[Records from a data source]
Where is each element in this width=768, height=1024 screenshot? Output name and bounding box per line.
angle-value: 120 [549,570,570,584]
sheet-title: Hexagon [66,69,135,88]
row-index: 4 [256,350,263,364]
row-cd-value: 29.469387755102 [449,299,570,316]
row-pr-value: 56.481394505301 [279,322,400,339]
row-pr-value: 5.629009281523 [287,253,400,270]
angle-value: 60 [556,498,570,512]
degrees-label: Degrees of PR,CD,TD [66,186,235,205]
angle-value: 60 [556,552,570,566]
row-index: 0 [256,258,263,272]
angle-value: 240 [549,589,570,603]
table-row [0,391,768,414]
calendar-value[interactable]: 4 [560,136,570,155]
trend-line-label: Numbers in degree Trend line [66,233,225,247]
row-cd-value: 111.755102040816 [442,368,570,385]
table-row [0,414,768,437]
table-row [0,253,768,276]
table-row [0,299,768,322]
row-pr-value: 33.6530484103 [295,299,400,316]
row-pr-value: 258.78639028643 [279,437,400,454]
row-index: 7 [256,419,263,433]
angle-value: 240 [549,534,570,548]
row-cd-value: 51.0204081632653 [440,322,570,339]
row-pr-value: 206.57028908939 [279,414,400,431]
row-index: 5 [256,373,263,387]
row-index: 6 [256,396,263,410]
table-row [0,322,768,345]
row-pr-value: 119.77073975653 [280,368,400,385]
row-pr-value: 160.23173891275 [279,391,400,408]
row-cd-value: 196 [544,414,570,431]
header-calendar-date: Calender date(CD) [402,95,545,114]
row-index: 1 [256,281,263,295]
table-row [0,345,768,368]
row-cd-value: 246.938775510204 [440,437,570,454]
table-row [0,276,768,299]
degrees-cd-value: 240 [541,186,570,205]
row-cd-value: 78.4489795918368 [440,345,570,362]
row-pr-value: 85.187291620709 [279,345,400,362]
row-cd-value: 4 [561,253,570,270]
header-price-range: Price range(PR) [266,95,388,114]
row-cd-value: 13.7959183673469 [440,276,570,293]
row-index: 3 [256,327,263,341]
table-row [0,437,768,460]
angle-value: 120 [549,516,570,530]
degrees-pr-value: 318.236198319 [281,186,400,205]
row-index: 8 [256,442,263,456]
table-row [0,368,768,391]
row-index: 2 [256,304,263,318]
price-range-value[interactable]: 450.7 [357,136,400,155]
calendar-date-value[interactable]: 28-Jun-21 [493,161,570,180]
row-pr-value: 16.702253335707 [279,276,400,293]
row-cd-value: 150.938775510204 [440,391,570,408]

▶ _WRITTEN INSTRUCTION_
Reproduce all of the rows above, switching every "row-index" to "row-number" and keeping everything else the same.

▶ _RESPONSE BELOW_
Where is each element in this width=768, height=1024 screenshot? Output name and bounding box per line.
angle-value: 120 [549,570,570,584]
sheet-title: Hexagon [66,69,135,88]
row-number: 4 [256,350,263,364]
row-cd-value: 29.469387755102 [449,299,570,316]
row-pr-value: 56.481394505301 [279,322,400,339]
row-pr-value: 5.629009281523 [287,253,400,270]
angle-value: 60 [556,498,570,512]
degrees-label: Degrees of PR,CD,TD [66,186,235,205]
angle-value: 60 [556,552,570,566]
row-number: 0 [256,258,263,272]
angle-value: 240 [549,589,570,603]
table-row [0,391,768,414]
calendar-value[interactable]: 4 [560,136,570,155]
trend-line-label: Numbers in degree Trend line [66,233,225,247]
row-cd-value: 111.755102040816 [442,368,570,385]
table-row [0,414,768,437]
table-row [0,253,768,276]
table-row [0,299,768,322]
row-pr-value: 33.6530484103 [295,299,400,316]
row-pr-value: 258.78639028643 [279,437,400,454]
row-number: 7 [256,419,263,433]
angle-value: 240 [549,534,570,548]
row-cd-value: 51.0204081632653 [440,322,570,339]
row-pr-value: 206.57028908939 [279,414,400,431]
row-number: 5 [256,373,263,387]
row-number: 6 [256,396,263,410]
table-row [0,322,768,345]
row-pr-value: 119.77073975653 [280,368,400,385]
row-pr-value: 160.23173891275 [279,391,400,408]
row-cd-value: 196 [544,414,570,431]
header-calendar-date: Calender date(CD) [402,95,545,114]
row-number: 1 [256,281,263,295]
table-row [0,345,768,368]
row-cd-value: 246.938775510204 [440,437,570,454]
table-row [0,276,768,299]
degrees-cd-value: 240 [541,186,570,205]
row-cd-value: 78.4489795918368 [440,345,570,362]
row-pr-value: 85.187291620709 [279,345,400,362]
row-cd-value: 4 [561,253,570,270]
header-price-range: Price range(PR) [266,95,388,114]
row-cd-value: 13.7959183673469 [440,276,570,293]
row-number: 3 [256,327,263,341]
table-row [0,437,768,460]
angle-value: 120 [549,516,570,530]
degrees-pr-value: 318.236198319 [281,186,400,205]
row-number: 8 [256,442,263,456]
table-row [0,368,768,391]
row-number: 2 [256,304,263,318]
price-range-value[interactable]: 450.7 [357,136,400,155]
calendar-date-value[interactable]: 28-Jun-21 [493,161,570,180]
row-pr-value: 16.702253335707 [279,276,400,293]
row-cd-value: 150.938775510204 [440,391,570,408]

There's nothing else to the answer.